>> START PROVIDED MATERIAL
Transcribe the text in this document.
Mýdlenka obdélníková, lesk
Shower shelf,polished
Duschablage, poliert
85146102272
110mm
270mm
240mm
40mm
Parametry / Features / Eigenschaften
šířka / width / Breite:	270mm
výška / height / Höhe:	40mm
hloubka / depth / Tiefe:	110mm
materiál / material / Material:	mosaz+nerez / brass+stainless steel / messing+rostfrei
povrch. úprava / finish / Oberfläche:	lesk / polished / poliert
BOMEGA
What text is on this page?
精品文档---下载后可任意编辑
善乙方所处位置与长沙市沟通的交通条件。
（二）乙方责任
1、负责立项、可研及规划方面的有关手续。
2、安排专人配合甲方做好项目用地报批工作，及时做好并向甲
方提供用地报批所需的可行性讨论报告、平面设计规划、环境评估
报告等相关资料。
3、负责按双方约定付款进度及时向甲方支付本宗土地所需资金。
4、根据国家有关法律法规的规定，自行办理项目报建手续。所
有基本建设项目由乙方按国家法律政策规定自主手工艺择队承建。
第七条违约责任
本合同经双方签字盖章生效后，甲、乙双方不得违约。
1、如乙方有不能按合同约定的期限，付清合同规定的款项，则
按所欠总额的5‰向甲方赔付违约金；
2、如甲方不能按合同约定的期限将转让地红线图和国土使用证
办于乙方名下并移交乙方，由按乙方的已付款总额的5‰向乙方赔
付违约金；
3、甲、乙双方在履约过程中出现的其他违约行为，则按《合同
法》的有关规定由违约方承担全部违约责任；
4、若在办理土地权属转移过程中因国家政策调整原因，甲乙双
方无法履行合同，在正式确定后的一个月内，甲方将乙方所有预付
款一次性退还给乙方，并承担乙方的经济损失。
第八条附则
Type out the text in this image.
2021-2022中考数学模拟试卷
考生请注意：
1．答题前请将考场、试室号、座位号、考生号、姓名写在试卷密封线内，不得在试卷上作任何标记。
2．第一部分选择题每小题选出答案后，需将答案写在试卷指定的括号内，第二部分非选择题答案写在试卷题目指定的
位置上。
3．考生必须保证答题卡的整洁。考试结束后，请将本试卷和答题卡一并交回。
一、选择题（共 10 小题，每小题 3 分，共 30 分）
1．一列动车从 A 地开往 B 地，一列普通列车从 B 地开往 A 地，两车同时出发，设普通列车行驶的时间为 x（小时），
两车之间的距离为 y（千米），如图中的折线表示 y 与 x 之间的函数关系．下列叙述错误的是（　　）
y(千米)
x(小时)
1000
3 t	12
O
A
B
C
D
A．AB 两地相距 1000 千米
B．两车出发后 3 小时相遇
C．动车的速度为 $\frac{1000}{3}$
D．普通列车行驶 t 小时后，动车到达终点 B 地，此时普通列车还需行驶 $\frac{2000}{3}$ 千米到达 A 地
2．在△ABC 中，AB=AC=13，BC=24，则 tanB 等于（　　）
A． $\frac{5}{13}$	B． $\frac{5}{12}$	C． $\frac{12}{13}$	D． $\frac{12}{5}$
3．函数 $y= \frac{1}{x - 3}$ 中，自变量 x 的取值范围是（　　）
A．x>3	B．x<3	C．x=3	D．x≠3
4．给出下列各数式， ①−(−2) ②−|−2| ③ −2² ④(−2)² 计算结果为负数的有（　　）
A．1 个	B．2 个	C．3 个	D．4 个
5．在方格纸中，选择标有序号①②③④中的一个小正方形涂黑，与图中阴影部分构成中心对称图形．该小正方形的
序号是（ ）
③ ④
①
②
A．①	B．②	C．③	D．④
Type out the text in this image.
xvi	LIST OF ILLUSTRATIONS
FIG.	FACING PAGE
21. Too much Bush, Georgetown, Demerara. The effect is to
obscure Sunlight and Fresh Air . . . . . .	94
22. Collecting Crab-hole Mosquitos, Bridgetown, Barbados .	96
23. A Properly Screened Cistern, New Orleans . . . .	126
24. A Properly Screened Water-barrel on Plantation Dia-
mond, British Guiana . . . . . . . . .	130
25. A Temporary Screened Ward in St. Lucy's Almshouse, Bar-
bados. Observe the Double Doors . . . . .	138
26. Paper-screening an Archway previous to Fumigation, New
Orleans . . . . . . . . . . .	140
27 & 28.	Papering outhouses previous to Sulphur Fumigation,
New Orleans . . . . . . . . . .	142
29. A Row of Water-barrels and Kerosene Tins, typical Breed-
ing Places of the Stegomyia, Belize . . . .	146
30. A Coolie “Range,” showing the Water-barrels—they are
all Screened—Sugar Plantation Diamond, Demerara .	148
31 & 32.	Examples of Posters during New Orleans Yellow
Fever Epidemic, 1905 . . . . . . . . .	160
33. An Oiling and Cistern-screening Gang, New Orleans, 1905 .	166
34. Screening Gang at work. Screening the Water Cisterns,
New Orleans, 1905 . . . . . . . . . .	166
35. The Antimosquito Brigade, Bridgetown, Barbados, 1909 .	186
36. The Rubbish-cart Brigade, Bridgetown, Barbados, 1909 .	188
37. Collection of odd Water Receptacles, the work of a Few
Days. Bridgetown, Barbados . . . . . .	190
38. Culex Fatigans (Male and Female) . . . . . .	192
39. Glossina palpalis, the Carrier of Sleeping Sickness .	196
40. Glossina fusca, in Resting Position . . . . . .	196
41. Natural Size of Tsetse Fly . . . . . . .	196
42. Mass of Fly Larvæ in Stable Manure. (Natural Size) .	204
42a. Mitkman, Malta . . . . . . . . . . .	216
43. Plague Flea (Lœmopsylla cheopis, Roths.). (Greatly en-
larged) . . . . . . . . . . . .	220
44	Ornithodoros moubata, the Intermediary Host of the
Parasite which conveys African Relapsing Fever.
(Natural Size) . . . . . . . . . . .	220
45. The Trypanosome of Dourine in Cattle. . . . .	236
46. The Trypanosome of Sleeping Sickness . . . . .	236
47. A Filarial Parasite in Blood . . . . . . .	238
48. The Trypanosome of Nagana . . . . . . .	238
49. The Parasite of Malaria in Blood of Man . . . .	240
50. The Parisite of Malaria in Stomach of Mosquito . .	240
>> END PROVIDED MATERIAL
● **EXERCISE PROMPT**
Reproduce each record exactly, leaving nothing out.

● **WRITTEN ANSWER**
Transcribe the text in this document.
Mýdlenka obdélníková, lesk
Shower shelf,polished
Duschablage, poliert
85146102272
110mm
270mm
240mm
40mm
Parametry / Features / Eigenschaften
šířka / width / Breite:	270mm
výška / height / Höhe:	40mm
hloubka / depth / Tiefe:	110mm
materiál / material / Material:	mosaz+nerez / brass+stainless steel / messing+rostfrei
povrch. úprava / finish / Oberfläche:	lesk / polished / poliert
BOMEGA
What text is on this page?
精品文档---下载后可任意编辑
善乙方所处位置与长沙市沟通的交通条件。
（二）乙方责任
1、负责立项、可研及规划方面的有关手续。
2、安排专人配合甲方做好项目用地报批工作，及时做好并向甲
方提供用地报批所需的可行性讨论报告、平面设计规划、环境评估
报告等相关资料。
3、负责按双方约定付款进度及时向甲方支付本宗土地所需资金。
4、根据国家有关法律法规的规定，自行办理项目报建手续。所
有基本建设项目由乙方按国家法律政策规定自主手工艺择队承建。
第七条违约责任
本合同经双方签字盖章生效后，甲、乙双方不得违约。
1、如乙方有不能按合同约定的期限，付清合同规定的款项，则
按所欠总额的5‰向甲方赔付违约金；
2、如甲方不能按合同约定的期限将转让地红线图和国土使用证
办于乙方名下并移交乙方，由按乙方的已付款总额的5‰向乙方赔
付违约金；
3、甲、乙双方在履约过程中出现的其他违约行为，则按《合同
法》的有关规定由违约方承担全部违约责任；
4、若在办理土地权属转移过程中因国家政策调整原因，甲乙双
方无法履行合同，在正式确定后的一个月内，甲方将乙方所有预付
款一次性退还给乙方，并承担乙方的经济损失。
第八条附则
Type out the text in this image.
2021-2022中考数学模拟试卷
考生请注意：
1．答题前请将考场、试室号、座位号、考生号、姓名写在试卷密封线内，不得在试卷上作任何标记。
2．第一部分选择题每小题选出答案后，需将答案写在试卷指定的括号内，第二部分非选择题答案写在试卷题目指定的
位置上。
3．考生必须保证答题卡的整洁。考试结束后，请将本试卷和答题卡一并交回。
一、选择题（共 10 小题，每小题 3 分，共 30 分）
1．一列动车从 A 地开往 B 地，一列普通列车从 B 地开往 A 地，两车同时出发，设普通列车行驶的时间为 x（小时），
两车之间的距离为 y（千米），如图中的折线表示 y 与 x 之间的函数关系．下列叙述错误的是（　　）
y(千米)
x(小时)
1000
3 t	12
O
A
B
C
D
A．AB 两地相距 1000 千米
B．两车出发后 3 小时相遇
C．动车的速度为 $\frac{1000}{3}$
D．普通列车行驶 t 小时后，动车到达终点 B 地，此时普通列车还需行驶 $\frac{2000}{3}$ 千米到达 A 地
2．在△ABC 中，AB=AC=13，BC=24，则 tanB 等于（　　）
A． $\frac{5}{13}$	B． $\frac{5}{12}$	C． $\frac{12}{13}$	D． $\frac{12}{5}$
3．函数 $y= \frac{1}{x - 3}$ 中，自变量 x 的取值范围是（　　）
A．x>3	B．x<3	C．x=3	D．x≠3
4．给出下列各数式， ①−(−2) ②−|−2| ③ −2² ④(−2)² 计算结果为负数的有（　　）
A．1 个	B．2 个	C．3 个	D．4 个
5．在方格纸中，选择标有序号①②③④中的一个小正方形涂黑，与图中阴影部分构成中心对称图形．该小正方形的
序号是（ ）
③ ④
①
②
A．①	B．②	C．③	D．④
Type out the text in this image.
xvi	LIST OF ILLUSTRATIONS
FIG.	FACING PAGE
21. Too much Bush, Georgetown, Demerara. The effect is to
obscure Sunlight and Fresh Air . . . . . .	94
22. Collecting Crab-hole Mosquitos, Bridgetown, Barbados .	96
23. A Properly Screened Cistern, New Orleans . . . .	126
24. A Properly Screened Water-barrel on Plantation Dia-
mond, British Guiana . . . . . . . . .	130
25. A Temporary Screened Ward in St. Lucy's Almshouse, Bar-
bados. Observe the Double Doors . . . . .	138
26. Paper-screening an Archway previous to Fumigation, New
Orleans . . . . . . . . . . .	140
27 & 28.	Papering outhouses previous to Sulphur Fumigation,
New Orleans . . . . . . . . . .	142
29. A Row of Water-barrels and Kerosene Tins, typical Breed-
ing Places of the Stegomyia, Belize . . . .	146
30. A Coolie “Range,” showing the Water-barrels—they are
all Screened—Sugar Plantation Diamond, Demerara .	148
31 & 32.	Examples of Posters during New Orleans Yellow
Fever Epidemic, 1905 . . . . . . . . .	160
33. An Oiling and Cistern-screening Gang, New Orleans, 1905 .	166
34. Screening Gang at work. Screening the Water Cisterns,
New Orleans, 1905 . . . . . . . . . .	166
35. The Antimosquito Brigade, Bridgetown, Barbados, 1909 .	186
36. The Rubbish-cart Brigade, Bridgetown, Barbados, 1909 .	188
37. Collection of odd Water Receptacles, the work of a Few
Days. Bridgetown, Barbados . . . . . .	190
38. Culex Fatigans (Male and Female) . . . . . .	192
39. Glossina palpalis, the Carrier of Sleeping Sickness .	196
40. Glossina fusca, in Resting Position . . . . . .	196
41. Natural Size of Tsetse Fly . . . . . . .	196
42. Mass of Fly Larvæ in Stable Manure. (Natural Size) .	204
42a. Mitkman, Malta . . . . . . . . . . .	216
43. Plague Flea (Lœmopsylla cheopis, Roths.). (Greatly en-
larged) . . . . . . . . . . . .	220
44	Ornithodoros moubata, the Intermediary Host of the
Parasite which conveys African Relapsing Fever.
(Natural Size) . . . . . . . . . . .	220
45. The Trypanosome of Dourine in Cattle. . . . .	236
46. The Trypanosome of Sleeping Sickness . . . . .	236
47. A Filarial Parasite in Blood . . . . . . .	238
48. The Trypanosome of Nagana . . . . . . .	238
49. The Parasite of Malaria in Blood of Man . . . .	240
50. The Parisite of Malaria in Stomach of Mosquito . .	240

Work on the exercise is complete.